| Data section |
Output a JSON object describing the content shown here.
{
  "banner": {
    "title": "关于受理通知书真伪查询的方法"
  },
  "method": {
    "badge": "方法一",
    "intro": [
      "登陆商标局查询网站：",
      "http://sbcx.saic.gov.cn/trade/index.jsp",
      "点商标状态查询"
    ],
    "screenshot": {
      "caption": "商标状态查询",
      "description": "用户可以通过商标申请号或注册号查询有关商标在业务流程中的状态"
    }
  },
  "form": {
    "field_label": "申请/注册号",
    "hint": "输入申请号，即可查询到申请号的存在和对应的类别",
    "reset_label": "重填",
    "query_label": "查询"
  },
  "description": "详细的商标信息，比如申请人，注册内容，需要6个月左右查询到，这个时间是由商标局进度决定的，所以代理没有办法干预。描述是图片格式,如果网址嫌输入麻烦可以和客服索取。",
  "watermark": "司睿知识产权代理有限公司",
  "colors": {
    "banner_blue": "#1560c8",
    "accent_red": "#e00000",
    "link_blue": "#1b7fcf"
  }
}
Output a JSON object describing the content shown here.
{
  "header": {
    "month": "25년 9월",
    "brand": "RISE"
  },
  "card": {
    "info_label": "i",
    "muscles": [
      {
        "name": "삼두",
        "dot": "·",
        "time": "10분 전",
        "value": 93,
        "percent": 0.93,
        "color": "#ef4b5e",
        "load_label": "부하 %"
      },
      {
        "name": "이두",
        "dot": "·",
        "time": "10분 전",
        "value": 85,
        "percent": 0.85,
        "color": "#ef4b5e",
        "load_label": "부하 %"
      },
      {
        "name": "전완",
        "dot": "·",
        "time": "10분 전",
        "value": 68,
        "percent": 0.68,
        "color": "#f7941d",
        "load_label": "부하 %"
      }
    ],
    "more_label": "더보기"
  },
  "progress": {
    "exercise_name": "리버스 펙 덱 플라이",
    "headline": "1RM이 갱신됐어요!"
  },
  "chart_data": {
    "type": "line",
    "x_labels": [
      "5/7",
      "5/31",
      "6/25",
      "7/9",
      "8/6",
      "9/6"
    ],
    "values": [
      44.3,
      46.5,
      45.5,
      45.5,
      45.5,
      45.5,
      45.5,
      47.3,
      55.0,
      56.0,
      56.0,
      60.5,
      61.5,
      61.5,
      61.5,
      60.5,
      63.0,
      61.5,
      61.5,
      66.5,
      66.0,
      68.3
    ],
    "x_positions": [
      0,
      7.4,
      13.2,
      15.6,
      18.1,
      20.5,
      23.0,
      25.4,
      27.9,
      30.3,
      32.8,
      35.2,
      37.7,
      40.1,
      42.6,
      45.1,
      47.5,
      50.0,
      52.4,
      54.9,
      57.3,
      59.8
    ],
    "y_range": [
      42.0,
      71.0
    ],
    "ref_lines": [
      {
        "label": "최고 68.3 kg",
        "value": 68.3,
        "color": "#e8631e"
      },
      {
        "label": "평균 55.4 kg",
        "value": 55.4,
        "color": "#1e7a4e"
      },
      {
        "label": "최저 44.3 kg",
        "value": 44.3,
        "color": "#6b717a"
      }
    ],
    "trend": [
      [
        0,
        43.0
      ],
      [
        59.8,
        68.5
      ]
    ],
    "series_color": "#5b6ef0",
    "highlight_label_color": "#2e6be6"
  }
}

| Directive |
Produce an exact copy of every entry above.

| The completed task |
Output a JSON object describing the content shown here.
{
  "banner": {
    "title": "关于受理通知书真伪查询的方法"
  },
  "method": {
    "badge": "方法一",
    "intro": [
      "登陆商标局查询网站：",
      "http://sbcx.saic.gov.cn/trade/index.jsp",
      "点商标状态查询"
    ],
    "screenshot": {
      "caption": "商标状态查询",
      "description": "用户可以通过商标申请号或注册号查询有关商标在业务流程中的状态"
    }
  },
  "form": {
    "field_label": "申请/注册号",
    "hint": "输入申请号，即可查询到申请号的存在和对应的类别",
    "reset_label": "重填",
    "query_label": "查询"
  },
  "description": "详细的商标信息，比如申请人，注册内容，需要6个月左右查询到，这个时间是由商标局进度决定的，所以代理没有办法干预。描述是图片格式,如果网址嫌输入麻烦可以和客服索取。",
  "watermark": "司睿知识产权代理有限公司",
  "colors": {
    "banner_blue": "#1560c8",
    "accent_red": "#e00000",
    "link_blue": "#1b7fcf"
  }
}
Output a JSON object describing the content shown here.
{
  "header": {
    "month": "25년 9월",
    "brand": "RISE"
  },
  "card": {
    "info_label": "i",
    "muscles": [
      {
        "name": "삼두",
        "dot": "·",
        "time": "10분 전",
        "value": 93,
        "percent": 0.93,
        "color": "#ef4b5e",
        "load_label": "부하 %"
      },
      {
        "name": "이두",
        "dot": "·",
        "time": "10분 전",
        "value": 85,
        "percent": 0.85,
        "color": "#ef4b5e",
        "load_label": "부하 %"
      },
      {
        "name": "전완",
        "dot": "·",
        "time": "10분 전",
        "value": 68,
        "percent": 0.68,
        "color": "#f7941d",
        "load_label": "부하 %"
      }
    ],
    "more_label": "더보기"
  },
  "progress": {
    "exercise_name": "리버스 펙 덱 플라이",
    "headline": "1RM이 갱신됐어요!"
  },
  "chart_data": {
    "type": "line",
    "x_labels": [
      "5/7",
      "5/31",
      "6/25",
      "7/9",
      "8/6",
      "9/6"
    ],
    "values": [
      44.3,
      46.5,
      45.5,
      45.5,
      45.5,
      45.5,
      45.5,
      47.3,
      55.0,
      56.0,
      56.0,
      60.5,
      61.5,
      61.5,
      61.5,
      60.5,
      63.0,
      61.5,
      61.5,
      66.5,
      66.0,
      68.3
    ],
    "x_positions": [
      0,
      7.4,
      13.2,
      15.6,
      18.1,
      20.5,
      23.0,
      25.4,
      27.9,
      30.3,
      32.8,
      35.2,
      37.7,
      40.1,
      42.6,
      45.1,
      47.5,
      50.0,
      52.4,
      54.9,
      57.3,
      59.8
    ],
    "y_range": [
      42.0,
      71.0
    ],
    "ref_lines": [
      {
        "label": "최고 68.3 kg",
        "value": 68.3,
        "color": "#e8631e"
      },
      {
        "label": "평균 55.4 kg",
        "value": 55.4,
        "color": "#1e7a4e"
      },
      {
        "label": "최저 44.3 kg",
        "value": 44.3,
        "color": "#6b717a"
      }
    ],
    "trend": [
      [
        0,
        43.0
      ],
      [
        59.8,
        68.5
      ]
    ],
    "series_color": "#5b6ef0",
    "highlight_label_color": "#2e6be6"
  }
}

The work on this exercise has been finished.